▸ **What you should do**
Give the data below again exactly as it stands. Omit the pictures.
─── Extracted data
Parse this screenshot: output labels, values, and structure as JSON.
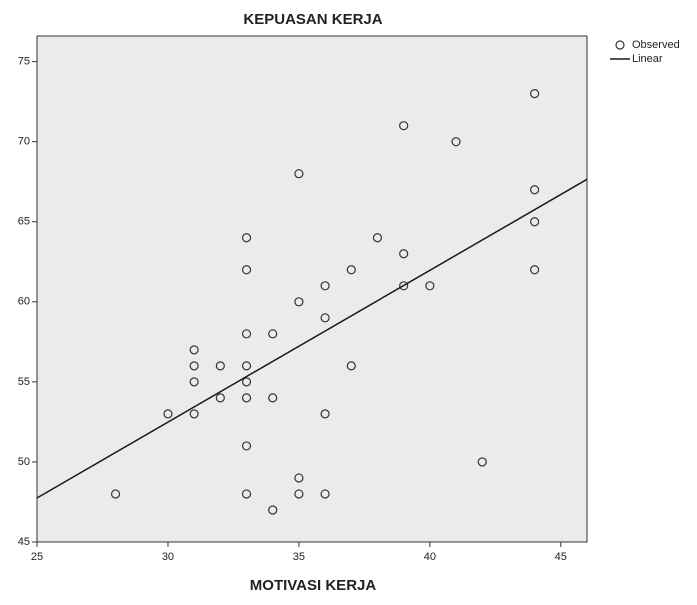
{
  "chart_data": {
    "type": "scatter",
    "title": "KEPUASAN KERJA",
    "x_label": "MOTIVASI KERJA",
    "xlim": [
      25,
      46
    ],
    "ylim": [
      45,
      76.6
    ],
    "xticks": [
      25,
      30,
      35,
      40,
      45
    ],
    "yticks": [
      45,
      50,
      55,
      60,
      65,
      70,
      75
    ],
    "legend": "top-right",
    "series": [
      {
        "name": "Observed",
        "color": "#333333",
        "mode": "markers",
        "x": [
          28,
          30,
          31,
          31,
          31,
          31,
          32,
          32,
          33,
          33,
          33,
          33,
          33,
          33,
          33,
          33,
          34,
          34,
          34,
          35,
          35,
          35,
          35,
          36,
          36,
          36,
          36,
          37,
          37,
          38,
          39,
          39,
          39,
          40,
          41,
          42,
          44,
          44,
          44,
          44
        ],
        "values": [
          48,
          53,
          53,
          55,
          56,
          57,
          56,
          54,
          64,
          62,
          58,
          56,
          55,
          54,
          51,
          48,
          58,
          54,
          47,
          68,
          60,
          49,
          48,
          61,
          59,
          53,
          48,
          62,
          56,
          64,
          71,
          63,
          61,
          61,
          70,
          50,
          73,
          67,
          65,
          62
        ]
      },
      {
        "name": "Linear",
        "color": "#1a1a1a",
        "mode": "line",
        "x": [
          25,
          46
        ],
        "values": [
          47.75,
          67.65
        ]
      }
    ]
  }
}
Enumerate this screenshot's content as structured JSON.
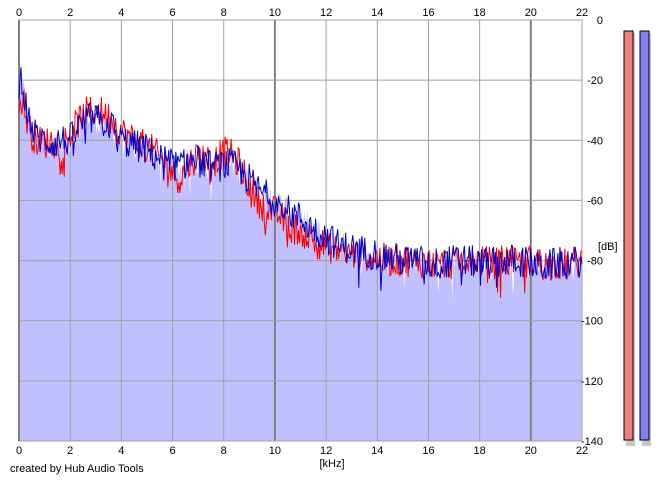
{
  "credit": "created by Hub Audio Tools",
  "colors": {
    "fill": "#c0c0ff",
    "channel_left": "#ff0000",
    "channel_right": "#0000cc",
    "meter_left": "#f08080",
    "meter_right": "#8080f0",
    "grid": "#a0a0a0"
  },
  "chart_data": {
    "type": "line",
    "xlabel": "[kHz]",
    "ylabel": "[dB]",
    "xlim": [
      0,
      22
    ],
    "ylim": [
      -140,
      0
    ],
    "x_ticks": [
      "0",
      "2",
      "4",
      "6",
      "8",
      "10",
      "12",
      "14",
      "16",
      "18",
      "20",
      "22"
    ],
    "y_ticks": [
      "0",
      "-20",
      "-40",
      "-60",
      "-80",
      "-100",
      "-120",
      "-140"
    ],
    "grid": true,
    "series": [
      {
        "color": "#ff0000",
        "x": [
          0,
          0.1,
          0.2,
          0.3,
          0.5,
          0.7,
          1.0,
          1.3,
          1.6,
          2.0,
          2.3,
          2.6,
          3.0,
          3.3,
          3.6,
          4.0,
          4.3,
          4.6,
          5.0,
          5.3,
          5.6,
          6.0,
          6.3,
          6.6,
          7.0,
          7.3,
          7.6,
          8.0,
          8.3,
          8.6,
          9.0,
          9.3,
          9.6,
          10.0,
          10.3,
          10.6,
          11.0,
          11.3,
          11.6,
          12.0,
          12.5,
          13.0,
          13.5,
          14.0,
          14.5,
          15.0,
          15.5,
          16.0,
          16.5,
          17.0,
          17.5,
          18.0,
          18.5,
          19.0,
          19.5,
          20.0,
          20.5,
          21.0,
          21.5,
          22.0
        ],
        "y": [
          -30,
          -26,
          -28,
          -33,
          -38,
          -40,
          -41,
          -40,
          -42,
          -38,
          -34,
          -31,
          -30,
          -31,
          -33,
          -37,
          -39,
          -40,
          -42,
          -44,
          -47,
          -50,
          -53,
          -48,
          -45,
          -46,
          -47,
          -44,
          -45,
          -48,
          -55,
          -60,
          -62,
          -64,
          -66,
          -69,
          -70,
          -72,
          -74,
          -75,
          -77,
          -78,
          -78,
          -79,
          -80,
          -80,
          -80,
          -81,
          -81,
          -81,
          -80,
          -80,
          -81,
          -80,
          -81,
          -80,
          -81,
          -82,
          -81,
          -80
        ]
      },
      {
        "color": "#0000cc",
        "x": [
          0,
          0.1,
          0.2,
          0.3,
          0.5,
          0.7,
          1.0,
          1.3,
          1.6,
          2.0,
          2.3,
          2.6,
          3.0,
          3.3,
          3.6,
          4.0,
          4.3,
          4.6,
          5.0,
          5.3,
          5.6,
          6.0,
          6.3,
          6.6,
          7.0,
          7.3,
          7.6,
          8.0,
          8.3,
          8.6,
          9.0,
          9.3,
          9.6,
          10.0,
          10.3,
          10.6,
          11.0,
          11.3,
          11.6,
          12.0,
          12.5,
          13.0,
          13.5,
          14.0,
          14.5,
          15.0,
          15.5,
          16.0,
          16.5,
          17.0,
          17.5,
          18.0,
          18.5,
          19.0,
          19.5,
          20.0,
          20.5,
          21.0,
          21.5,
          22.0
        ],
        "y": [
          -22,
          -18,
          -24,
          -30,
          -36,
          -39,
          -40,
          -41,
          -40,
          -40,
          -36,
          -33,
          -33,
          -34,
          -35,
          -40,
          -41,
          -42,
          -43,
          -45,
          -46,
          -48,
          -49,
          -47,
          -47,
          -48,
          -49,
          -48,
          -48,
          -50,
          -53,
          -56,
          -58,
          -60,
          -62,
          -64,
          -66,
          -68,
          -70,
          -72,
          -75,
          -76,
          -77,
          -78,
          -79,
          -80,
          -80,
          -81,
          -81,
          -80,
          -80,
          -81,
          -81,
          -80,
          -80,
          -81,
          -82,
          -81,
          -81,
          -80
        ]
      }
    ],
    "meters": {
      "left": -140,
      "right": -140
    }
  }
}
──────
▸ **Task response**
Parse this screenshot: output labels, values, and structure as JSON.
{
  "chart_data": {
    "type": "scatter",
    "title": "KEPUASAN KERJA",
    "x_label": "MOTIVASI KERJA",
    "xlim": [
      25,
      46
    ],
    "ylim": [
      45,
      76.6
    ],
    "xticks": [
      25,
      30,
      35,
      40,
      45
    ],
    "yticks": [
      45,
      50,
      55,
      60,
      65,
      70,
      75
    ],
    "legend": "top-right",
    "series": [
      {
        "name": "Observed",
        "color": "#333333",
        "mode": "markers",
        "x": [
          28,
          30,
          31,
          31,
          31,
          31,
          32,
          32,
          33,
          33,
          33,
          33,
          33,
          33,
          33,
          33,
          34,
          34,
          34,
          35,
          35,
          35,
          35,
          36,
          36,
          36,
          36,
          37,
          37,
          38,
          39,
          39,
          39,
          40,
          41,
          42,
          44,
          44,
          44,
          44
        ],
        "values": [
          48,
          53,
          53,
          55,
          56,
          57,
          56,
          54,
          64,
          62,
          58,
          56,
          55,
          54,
          51,
          48,
          58,
          54,
          47,
          68,
          60,
          49,
          48,
          61,
          59,
          53,
          48,
          62,
          56,
          64,
          71,
          63,
          61,
          61,
          70,
          50,
          73,
          67,
          65,
          62
        ]
      },
      {
        "name": "Linear",
        "color": "#1a1a1a",
        "mode": "line",
        "x": [
          25,
          46
        ],
        "values": [
          47.75,
          67.65
        ]
      }
    ]
  }
}
Enumerate this screenshot's content as structured JSON.
{
  "credit": "created by Hub Audio Tools",
  "colors": {
    "fill": "#c0c0ff",
    "channel_left": "#ff0000",
    "channel_right": "#0000cc",
    "meter_left": "#f08080",
    "meter_right": "#8080f0",
    "grid": "#a0a0a0"
  },
  "chart_data": {
    "type": "line",
    "xlabel": "[kHz]",
    "ylabel": "[dB]",
    "xlim": [
      0,
      22
    ],
    "ylim": [
      -140,
      0
    ],
    "x_ticks": [
      "0",
      "2",
      "4",
      "6",
      "8",
      "10",
      "12",
      "14",
      "16",
      "18",
      "20",
      "22"
    ],
    "y_ticks": [
      "0",
      "-20",
      "-40",
      "-60",
      "-80",
      "-100",
      "-120",
      "-140"
    ],
    "grid": true,
    "series": [
      {
        "color": "#ff0000",
        "x": [
          0,
          0.1,
          0.2,
          0.3,
          0.5,
          0.7,
          1.0,
          1.3,
          1.6,
          2.0,
          2.3,
          2.6,
          3.0,
          3.3,
          3.6,
          4.0,
          4.3,
          4.6,
          5.0,
          5.3,
          5.6,
          6.0,
          6.3,
          6.6,
          7.0,
          7.3,
          7.6,
          8.0,
          8.3,
          8.6,
          9.0,
          9.3,
          9.6,
          10.0,
          10.3,
          10.6,
          11.0,
          11.3,
          11.6,
          12.0,
          12.5,
          13.0,
          13.5,
          14.0,
          14.5,
          15.0,
          15.5,
          16.0,
          16.5,
          17.0,
          17.5,
          18.0,
          18.5,
          19.0,
          19.5,
          20.0,
          20.5,
          21.0,
          21.5,
          22.0
        ],
        "y": [
          -30,
          -26,
          -28,
          -33,
          -38,
          -40,
          -41,
          -40,
          -42,
          -38,
          -34,
          -31,
          -30,
          -31,
          -33,
          -37,
          -39,
          -40,
          -42,
          -44,
          -47,
          -50,
          -53,
          -48,
          -45,
          -46,
          -47,
          -44,
          -45,
          -48,
          -55,
          -60,
          -62,
          -64,
          -66,
          -69,
          -70,
          -72,
          -74,
          -75,
          -77,
          -78,
          -78,
          -79,
          -80,
          -80,
          -80,
          -81,
          -81,
          -81,
          -80,
          -80,
          -81,
          -80,
          -81,
          -80,
          -81,
          -82,
          -81,
          -80
        ]
      },
      {
        "color": "#0000cc",
        "x": [
          0,
          0.1,
          0.2,
          0.3,
          0.5,
          0.7,
          1.0,
          1.3,
          1.6,
          2.0,
          2.3,
          2.6,
          3.0,
          3.3,
          3.6,
          4.0,
          4.3,
          4.6,
          5.0,
          5.3,
          5.6,
          6.0,
          6.3,
          6.6,
          7.0,
          7.3,
          7.6,
          8.0,
          8.3,
          8.6,
          9.0,
          9.3,
          9.6,
          10.0,
          10.3,
          10.6,
          11.0,
          11.3,
          11.6,
          12.0,
          12.5,
          13.0,
          13.5,
          14.0,
          14.5,
          15.0,
          15.5,
          16.0,
          16.5,
          17.0,
          17.5,
          18.0,
          18.5,
          19.0,
          19.5,
          20.0,
          20.5,
          21.0,
          21.5,
          22.0
        ],
        "y": [
          -22,
          -18,
          -24,
          -30,
          -36,
          -39,
          -40,
          -41,
          -40,
          -40,
          -36,
          -33,
          -33,
          -34,
          -35,
          -40,
          -41,
          -42,
          -43,
          -45,
          -46,
          -48,
          -49,
          -47,
          -47,
          -48,
          -49,
          -48,
          -48,
          -50,
          -53,
          -56,
          -58,
          -60,
          -62,
          -64,
          -66,
          -68,
          -70,
          -72,
          -75,
          -76,
          -77,
          -78,
          -79,
          -80,
          -80,
          -81,
          -81,
          -80,
          -80,
          -81,
          -81,
          -80,
          -80,
          -81,
          -82,
          -81,
          -81,
          -80
        ]
      }
    ],
    "meters": {
      "left": -140,
      "right": -140
    }
  }
}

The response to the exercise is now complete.